Listing:
-- begin --
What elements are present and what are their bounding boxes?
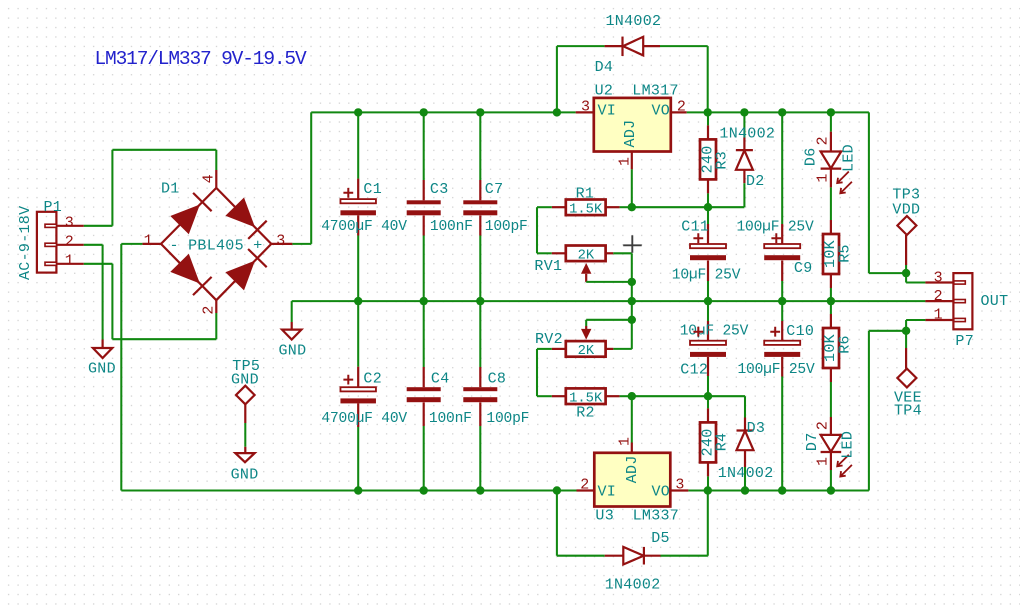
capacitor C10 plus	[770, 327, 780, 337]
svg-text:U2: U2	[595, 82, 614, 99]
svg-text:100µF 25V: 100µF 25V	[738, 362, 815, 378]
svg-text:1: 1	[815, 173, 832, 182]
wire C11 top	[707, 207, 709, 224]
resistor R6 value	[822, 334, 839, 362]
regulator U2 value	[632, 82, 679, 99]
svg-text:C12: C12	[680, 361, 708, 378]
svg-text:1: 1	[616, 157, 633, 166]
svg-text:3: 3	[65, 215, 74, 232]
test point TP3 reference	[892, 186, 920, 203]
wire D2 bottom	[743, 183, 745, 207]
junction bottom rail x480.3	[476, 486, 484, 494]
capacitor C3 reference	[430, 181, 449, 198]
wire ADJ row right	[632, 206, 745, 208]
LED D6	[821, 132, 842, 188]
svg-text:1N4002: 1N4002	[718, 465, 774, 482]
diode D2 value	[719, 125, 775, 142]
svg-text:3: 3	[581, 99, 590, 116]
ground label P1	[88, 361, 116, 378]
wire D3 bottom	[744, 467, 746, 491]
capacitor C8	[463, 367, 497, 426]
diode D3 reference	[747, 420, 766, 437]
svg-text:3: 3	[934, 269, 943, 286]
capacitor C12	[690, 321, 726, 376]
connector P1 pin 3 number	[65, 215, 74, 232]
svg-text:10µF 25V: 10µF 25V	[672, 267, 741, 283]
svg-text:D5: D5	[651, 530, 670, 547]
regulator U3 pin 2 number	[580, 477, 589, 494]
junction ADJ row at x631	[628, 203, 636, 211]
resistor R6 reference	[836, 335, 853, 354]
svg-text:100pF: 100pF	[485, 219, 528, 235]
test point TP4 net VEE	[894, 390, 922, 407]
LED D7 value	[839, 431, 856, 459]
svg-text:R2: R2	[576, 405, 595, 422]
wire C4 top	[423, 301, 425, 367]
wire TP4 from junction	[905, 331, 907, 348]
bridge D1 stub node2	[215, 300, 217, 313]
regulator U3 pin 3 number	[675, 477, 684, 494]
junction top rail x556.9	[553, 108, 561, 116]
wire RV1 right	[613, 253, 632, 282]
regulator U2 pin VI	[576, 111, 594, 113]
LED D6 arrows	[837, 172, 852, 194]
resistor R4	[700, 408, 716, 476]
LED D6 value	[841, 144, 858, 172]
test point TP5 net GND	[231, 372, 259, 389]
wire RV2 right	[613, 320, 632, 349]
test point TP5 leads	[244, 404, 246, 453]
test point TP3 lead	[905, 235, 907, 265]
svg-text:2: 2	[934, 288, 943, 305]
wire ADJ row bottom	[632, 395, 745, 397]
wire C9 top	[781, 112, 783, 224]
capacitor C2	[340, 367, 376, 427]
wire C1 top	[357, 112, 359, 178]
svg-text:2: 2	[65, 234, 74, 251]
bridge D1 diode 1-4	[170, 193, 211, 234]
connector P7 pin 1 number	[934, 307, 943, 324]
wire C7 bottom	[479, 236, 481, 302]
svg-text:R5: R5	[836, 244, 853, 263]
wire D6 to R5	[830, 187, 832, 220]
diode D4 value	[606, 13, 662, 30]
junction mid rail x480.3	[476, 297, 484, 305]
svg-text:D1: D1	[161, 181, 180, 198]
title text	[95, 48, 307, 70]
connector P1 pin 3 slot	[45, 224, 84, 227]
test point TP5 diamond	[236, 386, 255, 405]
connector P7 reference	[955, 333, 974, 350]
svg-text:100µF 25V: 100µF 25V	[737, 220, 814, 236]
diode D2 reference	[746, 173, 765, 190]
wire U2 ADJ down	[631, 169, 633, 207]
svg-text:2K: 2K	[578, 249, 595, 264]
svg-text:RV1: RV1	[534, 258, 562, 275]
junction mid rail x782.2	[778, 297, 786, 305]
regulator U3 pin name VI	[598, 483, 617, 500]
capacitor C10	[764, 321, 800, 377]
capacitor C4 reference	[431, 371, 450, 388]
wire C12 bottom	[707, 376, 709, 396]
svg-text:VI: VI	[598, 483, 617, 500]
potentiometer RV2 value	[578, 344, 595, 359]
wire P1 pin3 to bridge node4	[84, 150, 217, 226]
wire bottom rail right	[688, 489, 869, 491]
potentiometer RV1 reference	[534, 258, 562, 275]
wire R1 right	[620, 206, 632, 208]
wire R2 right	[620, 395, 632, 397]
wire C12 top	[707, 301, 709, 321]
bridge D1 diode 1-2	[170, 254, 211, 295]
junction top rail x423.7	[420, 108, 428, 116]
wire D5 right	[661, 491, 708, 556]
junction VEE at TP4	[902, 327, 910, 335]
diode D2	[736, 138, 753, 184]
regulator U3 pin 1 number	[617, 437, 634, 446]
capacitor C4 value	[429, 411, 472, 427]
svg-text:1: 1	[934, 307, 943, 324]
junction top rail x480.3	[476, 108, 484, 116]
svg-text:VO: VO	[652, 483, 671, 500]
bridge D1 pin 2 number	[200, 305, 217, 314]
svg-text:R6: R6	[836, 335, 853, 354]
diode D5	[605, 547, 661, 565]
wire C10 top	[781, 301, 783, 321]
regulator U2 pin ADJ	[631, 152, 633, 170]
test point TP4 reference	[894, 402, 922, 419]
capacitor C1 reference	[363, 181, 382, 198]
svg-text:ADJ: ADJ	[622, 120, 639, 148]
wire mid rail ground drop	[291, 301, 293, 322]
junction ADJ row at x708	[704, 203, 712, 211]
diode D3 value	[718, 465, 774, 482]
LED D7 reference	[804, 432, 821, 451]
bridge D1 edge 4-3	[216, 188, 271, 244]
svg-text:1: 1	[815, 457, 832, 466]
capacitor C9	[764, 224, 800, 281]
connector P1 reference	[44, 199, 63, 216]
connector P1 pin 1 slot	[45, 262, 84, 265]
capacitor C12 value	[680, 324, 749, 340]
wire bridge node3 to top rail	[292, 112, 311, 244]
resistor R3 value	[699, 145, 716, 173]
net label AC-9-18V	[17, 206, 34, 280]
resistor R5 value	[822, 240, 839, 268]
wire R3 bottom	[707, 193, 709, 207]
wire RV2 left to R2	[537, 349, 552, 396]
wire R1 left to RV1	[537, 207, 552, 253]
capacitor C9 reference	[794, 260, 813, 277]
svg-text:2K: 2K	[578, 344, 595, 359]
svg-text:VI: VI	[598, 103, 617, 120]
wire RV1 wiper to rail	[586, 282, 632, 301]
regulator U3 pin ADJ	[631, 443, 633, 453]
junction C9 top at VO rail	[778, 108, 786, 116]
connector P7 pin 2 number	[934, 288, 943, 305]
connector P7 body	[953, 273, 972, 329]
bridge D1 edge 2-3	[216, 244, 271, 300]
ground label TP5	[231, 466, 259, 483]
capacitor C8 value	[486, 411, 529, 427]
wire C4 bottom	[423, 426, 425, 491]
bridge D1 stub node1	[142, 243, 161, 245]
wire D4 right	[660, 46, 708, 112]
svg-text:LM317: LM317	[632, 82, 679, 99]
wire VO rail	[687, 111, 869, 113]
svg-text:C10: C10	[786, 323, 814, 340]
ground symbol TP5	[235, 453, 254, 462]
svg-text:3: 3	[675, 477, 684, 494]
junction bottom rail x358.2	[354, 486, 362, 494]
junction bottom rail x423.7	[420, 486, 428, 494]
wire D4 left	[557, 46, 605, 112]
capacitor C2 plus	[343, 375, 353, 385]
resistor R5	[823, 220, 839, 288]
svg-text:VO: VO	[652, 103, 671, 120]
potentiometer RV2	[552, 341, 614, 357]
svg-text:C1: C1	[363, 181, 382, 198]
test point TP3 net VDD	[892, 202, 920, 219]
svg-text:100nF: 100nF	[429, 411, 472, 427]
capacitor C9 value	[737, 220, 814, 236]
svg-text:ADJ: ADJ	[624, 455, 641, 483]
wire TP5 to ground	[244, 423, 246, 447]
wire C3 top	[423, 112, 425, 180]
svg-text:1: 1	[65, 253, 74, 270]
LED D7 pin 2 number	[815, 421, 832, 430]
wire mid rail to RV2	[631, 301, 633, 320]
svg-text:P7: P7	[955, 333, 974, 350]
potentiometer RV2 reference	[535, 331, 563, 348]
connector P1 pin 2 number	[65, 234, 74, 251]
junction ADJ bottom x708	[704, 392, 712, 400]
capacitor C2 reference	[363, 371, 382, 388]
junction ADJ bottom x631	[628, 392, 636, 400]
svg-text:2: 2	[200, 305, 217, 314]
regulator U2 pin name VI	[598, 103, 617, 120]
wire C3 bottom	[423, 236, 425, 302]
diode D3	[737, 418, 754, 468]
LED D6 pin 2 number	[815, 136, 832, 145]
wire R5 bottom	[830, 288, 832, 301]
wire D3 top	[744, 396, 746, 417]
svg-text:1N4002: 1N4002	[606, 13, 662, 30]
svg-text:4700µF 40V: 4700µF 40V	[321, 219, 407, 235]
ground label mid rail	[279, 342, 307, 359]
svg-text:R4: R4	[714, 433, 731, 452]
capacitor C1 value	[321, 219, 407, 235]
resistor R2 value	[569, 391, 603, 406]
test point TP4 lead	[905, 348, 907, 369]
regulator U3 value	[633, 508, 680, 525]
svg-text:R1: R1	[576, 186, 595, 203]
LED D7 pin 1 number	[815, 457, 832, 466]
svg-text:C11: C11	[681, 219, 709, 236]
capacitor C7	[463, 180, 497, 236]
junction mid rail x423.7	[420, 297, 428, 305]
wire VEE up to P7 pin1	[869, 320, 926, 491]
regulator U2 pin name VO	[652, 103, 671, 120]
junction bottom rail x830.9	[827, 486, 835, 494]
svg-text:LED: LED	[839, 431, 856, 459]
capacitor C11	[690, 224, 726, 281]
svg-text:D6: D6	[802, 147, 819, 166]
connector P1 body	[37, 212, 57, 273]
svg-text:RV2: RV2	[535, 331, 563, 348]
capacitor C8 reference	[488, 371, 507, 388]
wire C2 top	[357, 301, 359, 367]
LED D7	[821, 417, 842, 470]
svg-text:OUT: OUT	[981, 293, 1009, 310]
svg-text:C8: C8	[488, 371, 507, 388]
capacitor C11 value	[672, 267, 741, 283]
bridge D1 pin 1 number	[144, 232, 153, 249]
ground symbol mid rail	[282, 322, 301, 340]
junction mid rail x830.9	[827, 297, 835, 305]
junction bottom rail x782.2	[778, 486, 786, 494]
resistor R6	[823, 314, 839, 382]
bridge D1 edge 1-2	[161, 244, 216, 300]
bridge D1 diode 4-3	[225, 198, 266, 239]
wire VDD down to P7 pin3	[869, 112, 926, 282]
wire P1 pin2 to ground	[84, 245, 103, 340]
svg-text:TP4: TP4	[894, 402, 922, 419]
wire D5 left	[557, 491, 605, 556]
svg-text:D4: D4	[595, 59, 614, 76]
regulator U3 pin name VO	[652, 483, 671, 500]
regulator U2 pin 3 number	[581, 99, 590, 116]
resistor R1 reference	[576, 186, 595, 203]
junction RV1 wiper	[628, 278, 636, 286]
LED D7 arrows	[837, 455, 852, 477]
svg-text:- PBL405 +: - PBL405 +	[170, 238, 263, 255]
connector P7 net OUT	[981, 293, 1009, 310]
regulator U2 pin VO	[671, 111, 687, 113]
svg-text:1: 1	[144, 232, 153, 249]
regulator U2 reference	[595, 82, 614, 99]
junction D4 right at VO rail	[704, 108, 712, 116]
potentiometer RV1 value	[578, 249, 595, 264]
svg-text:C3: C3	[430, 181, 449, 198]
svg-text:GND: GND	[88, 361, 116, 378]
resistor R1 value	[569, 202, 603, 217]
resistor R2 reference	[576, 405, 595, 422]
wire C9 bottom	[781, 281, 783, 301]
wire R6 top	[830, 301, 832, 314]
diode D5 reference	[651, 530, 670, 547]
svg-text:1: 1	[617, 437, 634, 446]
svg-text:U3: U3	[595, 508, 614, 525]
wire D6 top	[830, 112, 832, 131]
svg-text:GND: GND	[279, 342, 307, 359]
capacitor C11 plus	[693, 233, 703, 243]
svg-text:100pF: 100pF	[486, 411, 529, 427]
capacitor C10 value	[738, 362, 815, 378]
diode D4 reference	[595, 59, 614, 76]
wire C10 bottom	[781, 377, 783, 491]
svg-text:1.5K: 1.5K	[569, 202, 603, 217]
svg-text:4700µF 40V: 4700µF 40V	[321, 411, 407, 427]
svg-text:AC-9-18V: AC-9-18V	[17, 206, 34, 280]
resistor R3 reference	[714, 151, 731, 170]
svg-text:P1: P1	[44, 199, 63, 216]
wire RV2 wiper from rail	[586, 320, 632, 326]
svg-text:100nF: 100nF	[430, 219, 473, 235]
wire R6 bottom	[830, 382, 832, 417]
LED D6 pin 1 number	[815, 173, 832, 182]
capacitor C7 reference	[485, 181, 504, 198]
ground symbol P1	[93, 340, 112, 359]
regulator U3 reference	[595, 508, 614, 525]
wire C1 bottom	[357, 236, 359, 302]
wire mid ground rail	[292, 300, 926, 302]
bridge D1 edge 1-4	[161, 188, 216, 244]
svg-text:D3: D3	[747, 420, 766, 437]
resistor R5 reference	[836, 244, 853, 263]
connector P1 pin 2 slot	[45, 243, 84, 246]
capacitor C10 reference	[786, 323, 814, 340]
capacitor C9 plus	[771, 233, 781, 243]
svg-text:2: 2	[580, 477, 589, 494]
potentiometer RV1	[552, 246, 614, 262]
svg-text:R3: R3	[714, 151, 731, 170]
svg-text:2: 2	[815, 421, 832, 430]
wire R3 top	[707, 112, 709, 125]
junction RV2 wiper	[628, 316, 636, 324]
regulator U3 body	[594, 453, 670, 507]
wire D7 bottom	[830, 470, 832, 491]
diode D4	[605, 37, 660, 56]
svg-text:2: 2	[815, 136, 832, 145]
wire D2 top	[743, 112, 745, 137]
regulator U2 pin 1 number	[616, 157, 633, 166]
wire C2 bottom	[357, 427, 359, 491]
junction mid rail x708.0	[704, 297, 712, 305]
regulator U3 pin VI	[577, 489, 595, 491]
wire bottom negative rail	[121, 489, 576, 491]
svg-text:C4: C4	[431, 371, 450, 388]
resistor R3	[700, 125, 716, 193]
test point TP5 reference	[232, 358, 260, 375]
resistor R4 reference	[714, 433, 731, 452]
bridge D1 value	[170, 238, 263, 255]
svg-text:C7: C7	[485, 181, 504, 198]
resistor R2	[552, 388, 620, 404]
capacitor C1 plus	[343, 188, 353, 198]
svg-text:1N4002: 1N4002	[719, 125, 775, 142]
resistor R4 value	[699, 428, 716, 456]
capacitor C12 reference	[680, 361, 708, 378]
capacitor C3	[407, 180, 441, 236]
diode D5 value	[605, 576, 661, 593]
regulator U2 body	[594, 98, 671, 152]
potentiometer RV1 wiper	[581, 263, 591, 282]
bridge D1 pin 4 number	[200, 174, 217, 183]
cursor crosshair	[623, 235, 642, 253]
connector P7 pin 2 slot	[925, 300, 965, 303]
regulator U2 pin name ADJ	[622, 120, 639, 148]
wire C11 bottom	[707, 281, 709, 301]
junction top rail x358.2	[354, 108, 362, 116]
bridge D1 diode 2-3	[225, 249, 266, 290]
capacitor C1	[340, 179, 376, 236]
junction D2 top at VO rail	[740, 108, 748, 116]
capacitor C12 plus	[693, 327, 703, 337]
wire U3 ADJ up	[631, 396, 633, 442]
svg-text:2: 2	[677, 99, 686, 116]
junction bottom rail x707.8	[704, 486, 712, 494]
-- end --
Short problem: Return, unchanged, the lines from the one containing "327, 780, 337]" through the one containing "132, 842, 188]", including both of those lines.

Response to the task:
capacitor C10 plus	[770, 327, 780, 337]
svg-text:U2: U2	[595, 82, 614, 99]
svg-text:100µF 25V: 100µF 25V	[738, 362, 815, 378]
svg-text:1: 1	[815, 173, 832, 182]
wire C11 top	[707, 207, 709, 224]
resistor R6 value	[822, 334, 839, 362]
regulator U2 value	[632, 82, 679, 99]
svg-text:C12: C12	[680, 361, 708, 378]
svg-text:1: 1	[616, 157, 633, 166]
svg-text:3: 3	[65, 215, 74, 232]
test point TP3 reference	[892, 186, 920, 203]
wire D2 bottom	[743, 183, 745, 207]
junction bottom rail x480.3	[476, 486, 484, 494]
capacitor C3 reference	[430, 181, 449, 198]
wire ADJ row right	[632, 206, 745, 208]
LED D6	[821, 132, 842, 188]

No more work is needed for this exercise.